Rows from a dataset
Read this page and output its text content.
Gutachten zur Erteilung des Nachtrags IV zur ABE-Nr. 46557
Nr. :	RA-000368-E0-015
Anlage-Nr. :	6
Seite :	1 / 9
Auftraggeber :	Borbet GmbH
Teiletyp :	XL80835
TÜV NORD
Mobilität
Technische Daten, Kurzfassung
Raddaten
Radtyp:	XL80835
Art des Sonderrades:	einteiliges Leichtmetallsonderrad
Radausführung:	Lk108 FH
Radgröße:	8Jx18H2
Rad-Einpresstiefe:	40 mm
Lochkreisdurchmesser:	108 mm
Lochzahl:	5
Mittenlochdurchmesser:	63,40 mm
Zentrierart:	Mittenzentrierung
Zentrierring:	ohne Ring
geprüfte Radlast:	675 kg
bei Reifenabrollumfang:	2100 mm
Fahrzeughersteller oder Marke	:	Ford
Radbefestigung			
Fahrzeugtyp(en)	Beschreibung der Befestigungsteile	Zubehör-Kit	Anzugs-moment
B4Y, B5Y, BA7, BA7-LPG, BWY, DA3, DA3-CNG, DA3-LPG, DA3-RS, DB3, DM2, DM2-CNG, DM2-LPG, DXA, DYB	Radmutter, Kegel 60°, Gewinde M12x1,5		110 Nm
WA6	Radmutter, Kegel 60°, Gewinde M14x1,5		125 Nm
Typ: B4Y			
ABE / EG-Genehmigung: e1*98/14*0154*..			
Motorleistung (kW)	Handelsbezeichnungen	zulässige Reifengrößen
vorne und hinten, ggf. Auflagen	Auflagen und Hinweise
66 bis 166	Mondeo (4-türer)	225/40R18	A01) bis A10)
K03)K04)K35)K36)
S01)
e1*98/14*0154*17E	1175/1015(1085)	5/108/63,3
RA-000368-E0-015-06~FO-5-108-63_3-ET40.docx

Do this. Gather every line from the listing above in which the word "Radmutter" appears.

Response.
B4Y, B5Y, BA7, BA7-LPG, BWY, DA3, DA3-CNG, DA3-LPG, DA3-RS, DB3, DM2, DM2-CNG, DM2-LPG, DXA, DYB	Radmutter, Kegel 60°, Gewinde M12x1,5		110 Nm
WA6	Radmutter, Kegel 60°, Gewinde M14x1,5		125 Nm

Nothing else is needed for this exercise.